Skip the pictures. Transcribe the rest of the data below without changing a word.

(Records from a dataset)
-- Start --

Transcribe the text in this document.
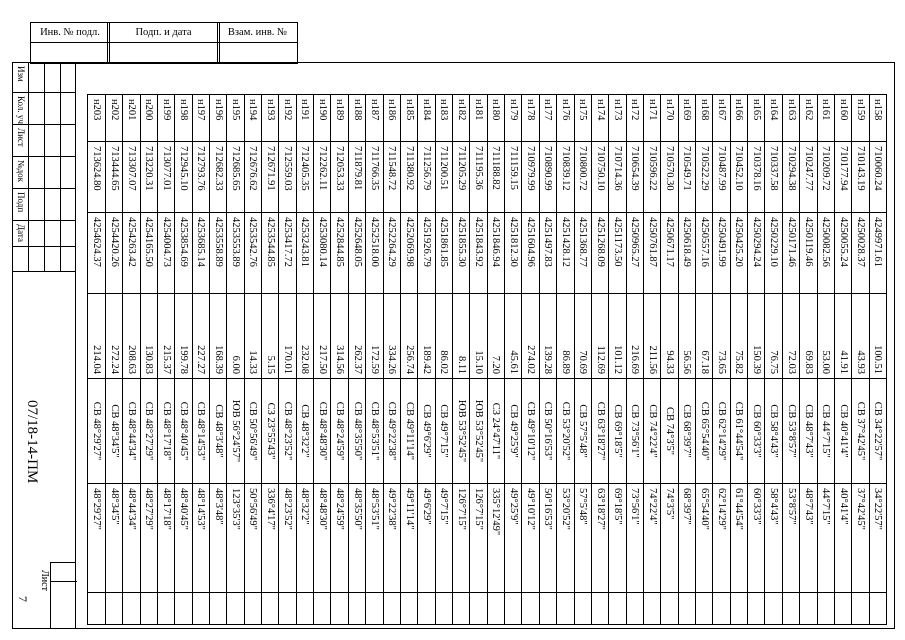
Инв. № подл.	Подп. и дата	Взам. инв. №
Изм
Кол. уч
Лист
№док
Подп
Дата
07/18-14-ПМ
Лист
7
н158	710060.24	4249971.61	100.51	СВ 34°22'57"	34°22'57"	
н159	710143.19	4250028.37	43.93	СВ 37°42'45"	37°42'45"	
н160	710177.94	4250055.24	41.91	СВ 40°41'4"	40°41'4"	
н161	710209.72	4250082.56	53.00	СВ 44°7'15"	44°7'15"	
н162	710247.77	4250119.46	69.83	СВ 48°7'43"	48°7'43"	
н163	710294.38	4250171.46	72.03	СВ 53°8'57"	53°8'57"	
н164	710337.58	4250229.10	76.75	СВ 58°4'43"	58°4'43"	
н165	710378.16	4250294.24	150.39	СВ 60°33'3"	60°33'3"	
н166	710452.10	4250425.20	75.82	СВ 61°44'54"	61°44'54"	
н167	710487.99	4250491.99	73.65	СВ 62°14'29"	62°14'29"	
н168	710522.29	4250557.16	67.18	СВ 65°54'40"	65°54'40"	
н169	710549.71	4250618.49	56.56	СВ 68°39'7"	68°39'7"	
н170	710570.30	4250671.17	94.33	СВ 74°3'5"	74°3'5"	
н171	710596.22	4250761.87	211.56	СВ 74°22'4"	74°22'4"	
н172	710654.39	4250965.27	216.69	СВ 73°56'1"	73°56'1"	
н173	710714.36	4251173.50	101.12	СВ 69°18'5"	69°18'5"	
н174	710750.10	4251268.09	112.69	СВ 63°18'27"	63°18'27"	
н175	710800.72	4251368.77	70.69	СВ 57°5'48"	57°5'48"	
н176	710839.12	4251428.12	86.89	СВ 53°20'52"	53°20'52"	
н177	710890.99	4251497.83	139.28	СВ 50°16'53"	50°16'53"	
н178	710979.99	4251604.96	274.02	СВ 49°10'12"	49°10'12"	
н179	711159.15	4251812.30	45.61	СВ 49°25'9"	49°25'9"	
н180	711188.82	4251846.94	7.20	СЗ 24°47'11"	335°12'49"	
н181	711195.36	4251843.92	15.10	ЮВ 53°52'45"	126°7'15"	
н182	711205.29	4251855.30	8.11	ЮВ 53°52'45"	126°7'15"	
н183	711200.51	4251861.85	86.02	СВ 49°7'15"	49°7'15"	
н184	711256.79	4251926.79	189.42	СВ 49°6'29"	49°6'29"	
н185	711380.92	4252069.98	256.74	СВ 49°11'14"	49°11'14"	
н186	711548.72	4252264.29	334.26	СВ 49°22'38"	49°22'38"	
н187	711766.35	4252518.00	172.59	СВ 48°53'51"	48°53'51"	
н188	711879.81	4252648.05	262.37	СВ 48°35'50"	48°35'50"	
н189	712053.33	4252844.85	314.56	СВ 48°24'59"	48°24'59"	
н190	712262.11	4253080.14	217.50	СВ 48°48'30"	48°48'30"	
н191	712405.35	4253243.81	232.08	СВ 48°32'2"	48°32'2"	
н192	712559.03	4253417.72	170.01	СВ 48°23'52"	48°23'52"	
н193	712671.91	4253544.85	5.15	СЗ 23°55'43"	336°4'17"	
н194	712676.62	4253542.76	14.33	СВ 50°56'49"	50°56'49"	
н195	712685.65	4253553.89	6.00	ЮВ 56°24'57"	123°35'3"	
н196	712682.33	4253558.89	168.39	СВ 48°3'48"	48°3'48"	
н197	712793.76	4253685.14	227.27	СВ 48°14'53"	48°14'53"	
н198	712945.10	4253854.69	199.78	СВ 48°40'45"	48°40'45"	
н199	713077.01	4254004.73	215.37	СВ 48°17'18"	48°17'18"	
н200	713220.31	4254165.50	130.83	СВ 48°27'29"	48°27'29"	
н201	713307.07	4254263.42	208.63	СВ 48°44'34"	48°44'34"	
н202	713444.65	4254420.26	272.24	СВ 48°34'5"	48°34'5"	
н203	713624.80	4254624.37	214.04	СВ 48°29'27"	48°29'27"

-- End --

▶ SOLUTION:
Transcribe the text in this document.
Инв. № подл.	Подп. и дата	Взам. инв. №
Изм
Кол. уч
Лист
№док
Подп
Дата
07/18-14-ПМ
Лист
7
н158	710060.24	4249971.61	100.51	СВ 34°22'57"	34°22'57"	
н159	710143.19	4250028.37	43.93	СВ 37°42'45"	37°42'45"	
н160	710177.94	4250055.24	41.91	СВ 40°41'4"	40°41'4"	
н161	710209.72	4250082.56	53.00	СВ 44°7'15"	44°7'15"	
н162	710247.77	4250119.46	69.83	СВ 48°7'43"	48°7'43"	
н163	710294.38	4250171.46	72.03	СВ 53°8'57"	53°8'57"	
н164	710337.58	4250229.10	76.75	СВ 58°4'43"	58°4'43"	
н165	710378.16	4250294.24	150.39	СВ 60°33'3"	60°33'3"	
н166	710452.10	4250425.20	75.82	СВ 61°44'54"	61°44'54"	
н167	710487.99	4250491.99	73.65	СВ 62°14'29"	62°14'29"	
н168	710522.29	4250557.16	67.18	СВ 65°54'40"	65°54'40"	
н169	710549.71	4250618.49	56.56	СВ 68°39'7"	68°39'7"	
н170	710570.30	4250671.17	94.33	СВ 74°3'5"	74°3'5"	
н171	710596.22	4250761.87	211.56	СВ 74°22'4"	74°22'4"	
н172	710654.39	4250965.27	216.69	СВ 73°56'1"	73°56'1"	
н173	710714.36	4251173.50	101.12	СВ 69°18'5"	69°18'5"	
н174	710750.10	4251268.09	112.69	СВ 63°18'27"	63°18'27"	
н175	710800.72	4251368.77	70.69	СВ 57°5'48"	57°5'48"	
н176	710839.12	4251428.12	86.89	СВ 53°20'52"	53°20'52"	
н177	710890.99	4251497.83	139.28	СВ 50°16'53"	50°16'53"	
н178	710979.99	4251604.96	274.02	СВ 49°10'12"	49°10'12"	
н179	711159.15	4251812.30	45.61	СВ 49°25'9"	49°25'9"	
н180	711188.82	4251846.94	7.20	СЗ 24°47'11"	335°12'49"	
н181	711195.36	4251843.92	15.10	ЮВ 53°52'45"	126°7'15"	
н182	711205.29	4251855.30	8.11	ЮВ 53°52'45"	126°7'15"	
н183	711200.51	4251861.85	86.02	СВ 49°7'15"	49°7'15"	
н184	711256.79	4251926.79	189.42	СВ 49°6'29"	49°6'29"	
н185	711380.92	4252069.98	256.74	СВ 49°11'14"	49°11'14"	
н186	711548.72	4252264.29	334.26	СВ 49°22'38"	49°22'38"	
н187	711766.35	4252518.00	172.59	СВ 48°53'51"	48°53'51"	
н188	711879.81	4252648.05	262.37	СВ 48°35'50"	48°35'50"	
н189	712053.33	4252844.85	314.56	СВ 48°24'59"	48°24'59"	
н190	712262.11	4253080.14	217.50	СВ 48°48'30"	48°48'30"	
н191	712405.35	4253243.81	232.08	СВ 48°32'2"	48°32'2"	
н192	712559.03	4253417.72	170.01	СВ 48°23'52"	48°23'52"	
н193	712671.91	4253544.85	5.15	СЗ 23°55'43"	336°4'17"	
н194	712676.62	4253542.76	14.33	СВ 50°56'49"	50°56'49"	
н195	712685.65	4253553.89	6.00	ЮВ 56°24'57"	123°35'3"	
н196	712682.33	4253558.89	168.39	СВ 48°3'48"	48°3'48"	
н197	712793.76	4253685.14	227.27	СВ 48°14'53"	48°14'53"	
н198	712945.10	4253854.69	199.78	СВ 48°40'45"	48°40'45"	
н199	713077.01	4254004.73	215.37	СВ 48°17'18"	48°17'18"	
н200	713220.31	4254165.50	130.83	СВ 48°27'29"	48°27'29"	
н201	713307.07	4254263.42	208.63	СВ 48°44'34"	48°44'34"	
н202	713444.65	4254420.26	272.24	СВ 48°34'5"	48°34'5"	
н203	713624.80	4254624.37	214.04	СВ 48°29'27"	48°29'27"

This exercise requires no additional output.